Structured figure records:
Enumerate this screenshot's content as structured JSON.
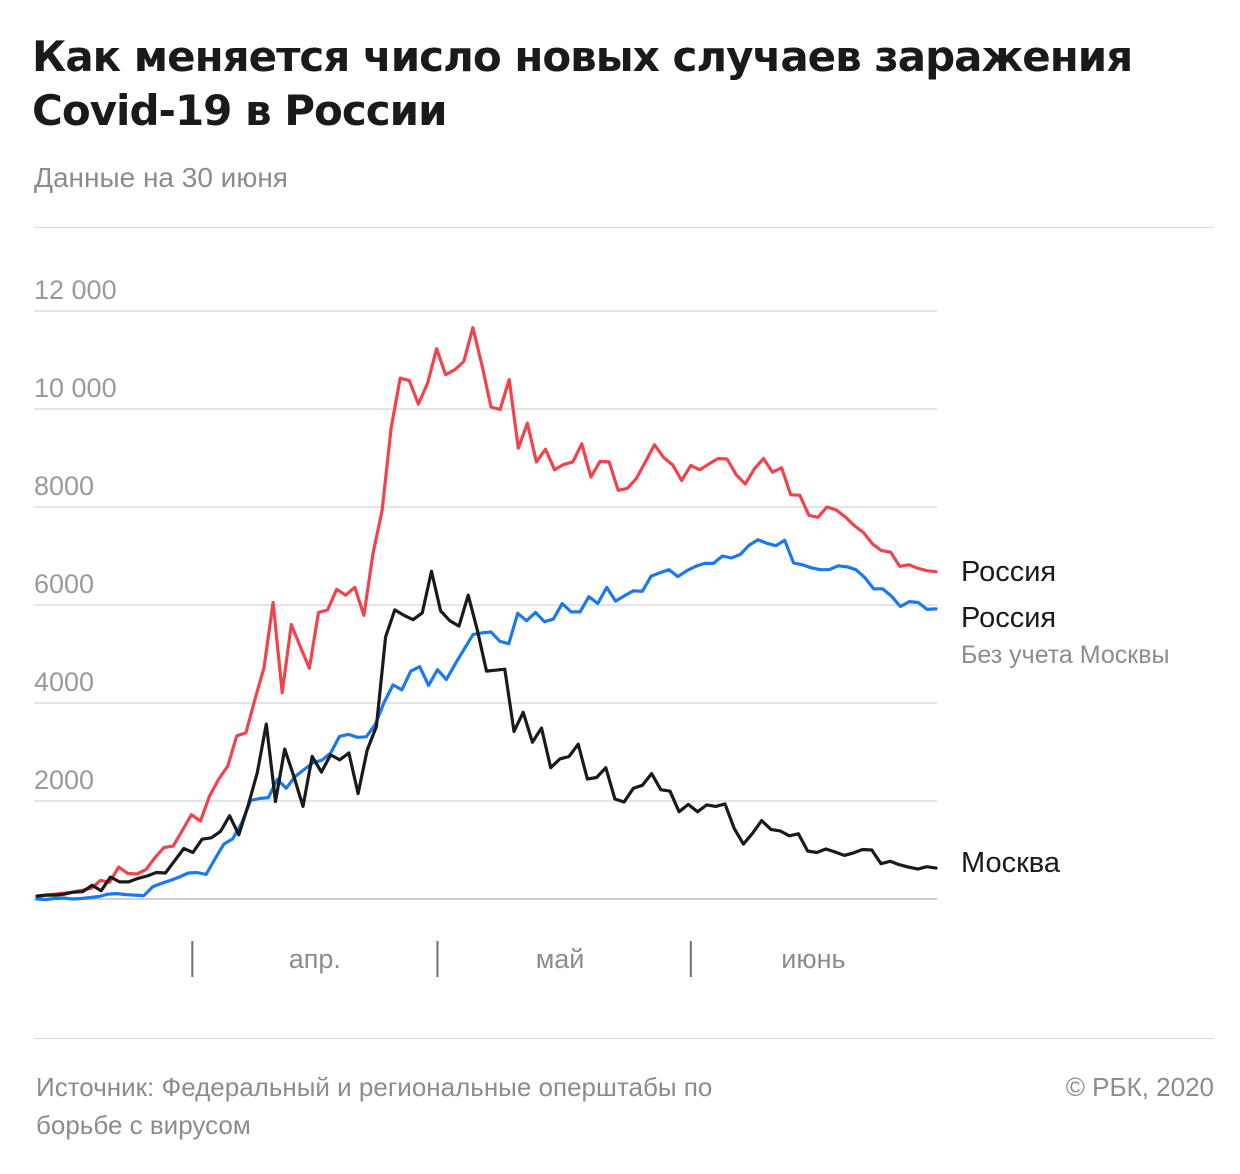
{
  "title": "Как меняется число новых случаев заражения Covid-19 в России",
  "subtitle": "Данные на 30 июня",
  "source": "Источник: Федеральный и региональные оперштабы по борьбе с вирусом",
  "copyright": "© РБК, 2020",
  "chart_data": {
    "type": "line",
    "x_start": "2020-03-12",
    "x_end": "2020-06-30",
    "yticks": [
      2000,
      4000,
      6000,
      8000,
      10000,
      12000
    ],
    "ytick_labels": [
      "2000",
      "4000",
      "6000",
      "8000",
      "10 000",
      "12 000"
    ],
    "ylim": [
      0,
      12000
    ],
    "grid": true,
    "xtick_labels": [
      {
        "label": "апр.",
        "date": "2020-04-15"
      },
      {
        "label": "май",
        "date": "2020-05-15"
      },
      {
        "label": "июнь",
        "date": "2020-06-15"
      }
    ],
    "xtick_separators": [
      "2020-03-31",
      "2020-04-30",
      "2020-05-31"
    ],
    "series": [
      {
        "name": "Россия",
        "color": "#f2424b",
        "values": [
          60,
          80,
          100,
          120,
          140,
          180,
          220,
          380,
          340,
          650,
          520,
          510,
          600,
          850,
          1050,
          1080,
          1400,
          1720,
          1590,
          2100,
          2440,
          2710,
          3330,
          3390,
          4070,
          4720,
          6050,
          4210,
          5600,
          5150,
          4710,
          5850,
          5900,
          6320,
          6200,
          6360,
          5790,
          7050,
          7930,
          9620,
          10630,
          10580,
          10100,
          10520,
          11230,
          10700,
          10800,
          10970,
          11660,
          10890,
          10040,
          9990,
          10600,
          9200,
          9710,
          8920,
          9180,
          8760,
          8870,
          8920,
          9290,
          8610,
          8930,
          8920,
          8340,
          8380,
          8580,
          8920,
          9270,
          9010,
          8860,
          8540,
          8850,
          8760,
          8880,
          8990,
          8980,
          8660,
          8470,
          8780,
          8990,
          8710,
          8800,
          8250,
          8240,
          7830,
          7790,
          8000,
          7940,
          7800,
          7620,
          7480,
          7250,
          7110,
          7080,
          6790,
          6820,
          6750,
          6700,
          6680
        ],
        "label_lines": [
          "Россия"
        ]
      },
      {
        "name": "Россия",
        "color": "#1a78f0",
        "values": [
          0,
          -10,
          10,
          20,
          0,
          10,
          30,
          50,
          100,
          110,
          90,
          80,
          70,
          250,
          320,
          380,
          450,
          530,
          540,
          500,
          820,
          1120,
          1230,
          1550,
          2010,
          2050,
          2070,
          2440,
          2260,
          2500,
          2640,
          2780,
          2830,
          2980,
          3320,
          3360,
          3300,
          3310,
          3560,
          4010,
          4370,
          4270,
          4650,
          4740,
          4360,
          4680,
          4480,
          4800,
          5100,
          5400,
          5430,
          5450,
          5260,
          5210,
          5830,
          5680,
          5850,
          5660,
          5710,
          6030,
          5860,
          5860,
          6170,
          6030,
          6360,
          6080,
          6190,
          6290,
          6280,
          6590,
          6660,
          6720,
          6580,
          6700,
          6790,
          6850,
          6850,
          7000,
          6960,
          7030,
          7220,
          7330,
          7260,
          7210,
          7320,
          6860,
          6820,
          6760,
          6720,
          6720,
          6800,
          6780,
          6720,
          6560,
          6330,
          6330,
          6180,
          5970,
          6070,
          6050,
          5910,
          5920
        ],
        "label_lines": [
          "Россия",
          "Без учета Москвы"
        ]
      },
      {
        "name": "Москва",
        "color": "#1a1a1a",
        "values": [
          60,
          80,
          80,
          100,
          140,
          150,
          280,
          170,
          450,
          350,
          350,
          420,
          470,
          540,
          530,
          780,
          1030,
          950,
          1220,
          1250,
          1380,
          1700,
          1310,
          1900,
          2570,
          3570,
          1990,
          3060,
          2500,
          1890,
          2910,
          2590,
          2940,
          2840,
          2980,
          2150,
          3040,
          3520,
          5350,
          5900,
          5790,
          5700,
          5840,
          6690,
          5880,
          5680,
          5570,
          6200,
          5490,
          4650,
          4670,
          4690,
          3420,
          3810,
          3200,
          3490,
          2680,
          2860,
          2910,
          3160,
          2450,
          2480,
          2680,
          2040,
          1980,
          2260,
          2320,
          2560,
          2230,
          2200,
          1780,
          1930,
          1780,
          1920,
          1890,
          1940,
          1440,
          1120,
          1340,
          1600,
          1420,
          1390,
          1290,
          1330,
          980,
          950,
          1020,
          960,
          890,
          940,
          1010,
          1000,
          720,
          770,
          700,
          650,
          610,
          660,
          630
        ],
        "label_lines": [
          "Москва"
        ]
      }
    ]
  }
}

### DIRECTIONS
Identify each line of the material where the word "color" shows up, and copy it.

### THE ANSWER
        "color": "#f2424b",
        "color": "#1a78f0",
        "color": "#1a1a1a",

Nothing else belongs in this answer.